## [GIVEN EXERCISE]
Copy out the whole listing exactly as written, leaving the pictures behind.

+++ SUPPLIED ENTRIES

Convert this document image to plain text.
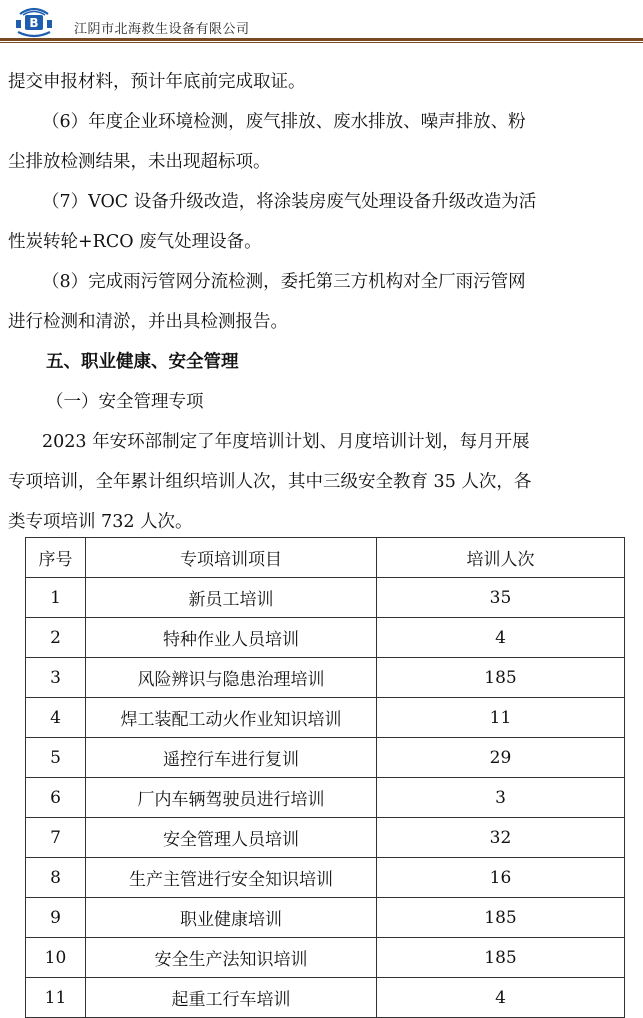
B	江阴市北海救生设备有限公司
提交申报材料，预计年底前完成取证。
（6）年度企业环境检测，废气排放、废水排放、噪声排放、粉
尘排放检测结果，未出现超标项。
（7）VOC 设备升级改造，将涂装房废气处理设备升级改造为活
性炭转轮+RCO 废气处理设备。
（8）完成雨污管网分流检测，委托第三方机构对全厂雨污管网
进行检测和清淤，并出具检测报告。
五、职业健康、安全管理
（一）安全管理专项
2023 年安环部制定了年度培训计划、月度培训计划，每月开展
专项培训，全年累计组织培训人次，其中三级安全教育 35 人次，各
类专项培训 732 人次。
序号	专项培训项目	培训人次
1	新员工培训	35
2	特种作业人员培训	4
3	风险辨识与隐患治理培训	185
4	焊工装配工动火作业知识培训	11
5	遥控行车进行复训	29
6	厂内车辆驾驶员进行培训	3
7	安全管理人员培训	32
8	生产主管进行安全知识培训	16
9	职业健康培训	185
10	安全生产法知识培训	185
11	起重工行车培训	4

++++++

## [SOLUTION TO THIS EXERCISE]
Convert this document image to plain text.
B	江阴市北海救生设备有限公司
提交申报材料，预计年底前完成取证。
（6）年度企业环境检测，废气排放、废水排放、噪声排放、粉
尘排放检测结果，未出现超标项。
（7）VOC 设备升级改造，将涂装房废气处理设备升级改造为活
性炭转轮+RCO 废气处理设备。
（8）完成雨污管网分流检测，委托第三方机构对全厂雨污管网
进行检测和清淤，并出具检测报告。
五、职业健康、安全管理
（一）安全管理专项
2023 年安环部制定了年度培训计划、月度培训计划，每月开展
专项培训，全年累计组织培训人次，其中三级安全教育 35 人次，各
类专项培训 732 人次。
序号	专项培训项目	培训人次
1	新员工培训	35
2	特种作业人员培训	4
3	风险辨识与隐患治理培训	185
4	焊工装配工动火作业知识培训	11
5	遥控行车进行复训	29
6	厂内车辆驾驶员进行培训	3
7	安全管理人员培训	32
8	生产主管进行安全知识培训	16
9	职业健康培训	185
10	安全生产法知识培训	185
11	起重工行车培训	4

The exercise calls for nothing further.